Layout annotation records:

>>>>

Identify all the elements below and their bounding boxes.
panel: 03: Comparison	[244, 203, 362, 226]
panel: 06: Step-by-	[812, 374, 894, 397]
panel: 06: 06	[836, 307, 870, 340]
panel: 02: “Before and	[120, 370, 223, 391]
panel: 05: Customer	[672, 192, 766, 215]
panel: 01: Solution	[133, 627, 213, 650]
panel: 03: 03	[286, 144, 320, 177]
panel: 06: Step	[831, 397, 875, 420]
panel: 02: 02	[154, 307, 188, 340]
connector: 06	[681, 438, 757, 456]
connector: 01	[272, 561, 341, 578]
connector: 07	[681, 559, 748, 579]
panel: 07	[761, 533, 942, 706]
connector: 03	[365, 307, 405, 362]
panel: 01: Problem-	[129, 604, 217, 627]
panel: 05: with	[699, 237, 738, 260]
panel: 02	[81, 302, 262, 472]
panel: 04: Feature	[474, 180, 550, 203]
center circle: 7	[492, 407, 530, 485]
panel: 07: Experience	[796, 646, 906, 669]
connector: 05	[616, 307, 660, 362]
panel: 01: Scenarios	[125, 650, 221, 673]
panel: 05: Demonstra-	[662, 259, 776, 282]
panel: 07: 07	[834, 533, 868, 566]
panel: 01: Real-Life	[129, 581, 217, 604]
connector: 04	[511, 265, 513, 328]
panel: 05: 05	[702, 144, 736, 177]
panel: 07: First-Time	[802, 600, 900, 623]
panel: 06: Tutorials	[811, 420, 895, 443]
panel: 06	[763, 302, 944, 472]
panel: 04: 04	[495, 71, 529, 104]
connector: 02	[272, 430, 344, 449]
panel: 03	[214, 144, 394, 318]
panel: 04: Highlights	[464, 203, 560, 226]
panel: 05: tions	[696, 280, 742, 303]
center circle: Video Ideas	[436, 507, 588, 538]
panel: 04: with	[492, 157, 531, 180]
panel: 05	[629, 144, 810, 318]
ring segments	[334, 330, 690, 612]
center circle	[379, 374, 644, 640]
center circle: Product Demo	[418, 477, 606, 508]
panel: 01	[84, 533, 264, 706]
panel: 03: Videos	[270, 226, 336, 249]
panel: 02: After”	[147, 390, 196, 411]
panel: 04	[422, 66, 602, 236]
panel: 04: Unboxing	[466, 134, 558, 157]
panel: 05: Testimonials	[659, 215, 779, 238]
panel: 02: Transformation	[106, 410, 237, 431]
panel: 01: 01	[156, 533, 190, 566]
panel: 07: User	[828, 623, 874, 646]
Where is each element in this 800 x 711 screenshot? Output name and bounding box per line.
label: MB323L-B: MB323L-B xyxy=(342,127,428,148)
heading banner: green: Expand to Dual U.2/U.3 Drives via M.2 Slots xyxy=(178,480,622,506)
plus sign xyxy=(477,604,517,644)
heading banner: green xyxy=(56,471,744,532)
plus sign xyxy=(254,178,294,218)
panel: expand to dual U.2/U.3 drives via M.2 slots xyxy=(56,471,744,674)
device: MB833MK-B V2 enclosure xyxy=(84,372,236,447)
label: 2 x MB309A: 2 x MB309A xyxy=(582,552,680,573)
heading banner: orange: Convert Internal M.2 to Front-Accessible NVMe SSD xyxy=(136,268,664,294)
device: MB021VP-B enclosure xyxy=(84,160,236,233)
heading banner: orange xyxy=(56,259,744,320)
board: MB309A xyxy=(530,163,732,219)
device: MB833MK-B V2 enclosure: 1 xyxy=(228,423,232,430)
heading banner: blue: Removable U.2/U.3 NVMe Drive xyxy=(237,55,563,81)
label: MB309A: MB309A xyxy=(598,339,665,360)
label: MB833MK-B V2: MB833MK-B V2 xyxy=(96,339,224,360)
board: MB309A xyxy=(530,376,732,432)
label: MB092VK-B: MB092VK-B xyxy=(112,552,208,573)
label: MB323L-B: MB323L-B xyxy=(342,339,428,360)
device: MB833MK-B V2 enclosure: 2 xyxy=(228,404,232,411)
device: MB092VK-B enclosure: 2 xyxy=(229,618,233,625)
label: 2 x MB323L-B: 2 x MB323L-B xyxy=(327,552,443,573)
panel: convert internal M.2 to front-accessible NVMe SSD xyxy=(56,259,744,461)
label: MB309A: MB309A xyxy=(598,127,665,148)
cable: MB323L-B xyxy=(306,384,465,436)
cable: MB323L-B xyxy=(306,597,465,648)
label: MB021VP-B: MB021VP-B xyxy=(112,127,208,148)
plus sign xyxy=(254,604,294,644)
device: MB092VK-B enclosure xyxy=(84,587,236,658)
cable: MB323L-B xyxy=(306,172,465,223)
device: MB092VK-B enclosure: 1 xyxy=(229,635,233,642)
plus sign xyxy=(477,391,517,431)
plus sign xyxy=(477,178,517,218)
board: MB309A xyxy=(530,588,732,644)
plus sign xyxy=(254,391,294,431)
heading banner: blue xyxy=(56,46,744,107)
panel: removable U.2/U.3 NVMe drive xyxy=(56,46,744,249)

<<<<

◆ EXERCISE AIM
Copy out every one of the lines above word for word, in the same order.

◆ TASK RESULT
Identify all the elements below and their bounding boxes.
panel: 03: Comparison	[244, 203, 362, 226]
panel: 06: Step-by-	[812, 374, 894, 397]
panel: 06: 06	[836, 307, 870, 340]
panel: 02: “Before and	[120, 370, 223, 391]
panel: 05: Customer	[672, 192, 766, 215]
panel: 01: Solution	[133, 627, 213, 650]
panel: 03: 03	[286, 144, 320, 177]
panel: 06: Step	[831, 397, 875, 420]
panel: 02: 02	[154, 307, 188, 340]
connector: 06	[681, 438, 757, 456]
connector: 01	[272, 561, 341, 578]
connector: 07	[681, 559, 748, 579]
panel: 07	[761, 533, 942, 706]
connector: 03	[365, 307, 405, 362]
panel: 01: Problem-	[129, 604, 217, 627]
panel: 05: with	[699, 237, 738, 260]
panel: 02	[81, 302, 262, 472]
panel: 04: Feature	[474, 180, 550, 203]
center circle: 7	[492, 407, 530, 485]
panel: 07: Experience	[796, 646, 906, 669]
connector: 05	[616, 307, 660, 362]
panel: 01: Scenarios	[125, 650, 221, 673]
panel: 05: Demonstra-	[662, 259, 776, 282]
panel: 07: 07	[834, 533, 868, 566]
panel: 01: Real-Life	[129, 581, 217, 604]
connector: 04	[511, 265, 513, 328]
panel: 05: 05	[702, 144, 736, 177]
panel: 07: First-Time	[802, 600, 900, 623]
panel: 06: Tutorials	[811, 420, 895, 443]
panel: 06	[763, 302, 944, 472]
panel: 04: 04	[495, 71, 529, 104]
connector: 02	[272, 430, 344, 449]
panel: 03	[214, 144, 394, 318]
panel: 04: Highlights	[464, 203, 560, 226]
panel: 05: tions	[696, 280, 742, 303]
center circle: Video Ideas	[436, 507, 588, 538]
panel: 04: with	[492, 157, 531, 180]
panel: 05	[629, 144, 810, 318]
ring segments	[334, 330, 690, 612]
center circle	[379, 374, 644, 640]
center circle: Product Demo	[418, 477, 606, 508]
panel: 01	[84, 533, 264, 706]
panel: 03: Videos	[270, 226, 336, 249]
panel: 02: After”	[147, 390, 196, 411]
panel: 04	[422, 66, 602, 236]
panel: 04: Unboxing	[466, 134, 558, 157]
panel: 05: Testimonials	[659, 215, 779, 238]
panel: 02: Transformation	[106, 410, 237, 431]
panel: 01: 01	[156, 533, 190, 566]
panel: 07: User	[828, 623, 874, 646]
Where is each element in this 800 x 711 screenshot? Output name and bounding box per line.
label: MB323L-B: MB323L-B xyxy=(342,127,428,148)
heading banner: green: Expand to Dual U.2/U.3 Drives via M.2 Slots xyxy=(178,480,622,506)
plus sign xyxy=(477,604,517,644)
heading banner: green xyxy=(56,471,744,532)
plus sign xyxy=(254,178,294,218)
panel: expand to dual U.2/U.3 drives via M.2 slots xyxy=(56,471,744,674)
device: MB833MK-B V2 enclosure xyxy=(84,372,236,447)
label: 2 x MB309A: 2 x MB309A xyxy=(582,552,680,573)
heading banner: orange: Convert Internal M.2 to Front-Accessible NVMe SSD xyxy=(136,268,664,294)
device: MB021VP-B enclosure xyxy=(84,160,236,233)
heading banner: orange xyxy=(56,259,744,320)
board: MB309A xyxy=(530,163,732,219)
device: MB833MK-B V2 enclosure: 1 xyxy=(228,423,232,430)
heading banner: blue: Removable U.2/U.3 NVMe Drive xyxy=(237,55,563,81)
label: MB309A: MB309A xyxy=(598,339,665,360)
label: MB833MK-B V2: MB833MK-B V2 xyxy=(96,339,224,360)
board: MB309A xyxy=(530,376,732,432)
label: MB092VK-B: MB092VK-B xyxy=(112,552,208,573)
label: MB323L-B: MB323L-B xyxy=(342,339,428,360)
device: MB833MK-B V2 enclosure: 2 xyxy=(228,404,232,411)
device: MB092VK-B enclosure: 2 xyxy=(229,618,233,625)
label: 2 x MB323L-B: 2 x MB323L-B xyxy=(327,552,443,573)
panel: convert internal M.2 to front-accessible NVMe SSD xyxy=(56,259,744,461)
label: MB309A: MB309A xyxy=(598,127,665,148)
cable: MB323L-B xyxy=(306,384,465,436)
cable: MB323L-B xyxy=(306,597,465,648)
label: MB021VP-B: MB021VP-B xyxy=(112,127,208,148)
plus sign xyxy=(254,604,294,644)
device: MB092VK-B enclosure xyxy=(84,587,236,658)
cable: MB323L-B xyxy=(306,172,465,223)
device: MB092VK-B enclosure: 1 xyxy=(229,635,233,642)
plus sign xyxy=(477,391,517,431)
plus sign xyxy=(477,178,517,218)
board: MB309A xyxy=(530,588,732,644)
plus sign xyxy=(254,391,294,431)
heading banner: blue xyxy=(56,46,744,107)
panel: removable U.2/U.3 NVMe drive xyxy=(56,46,744,249)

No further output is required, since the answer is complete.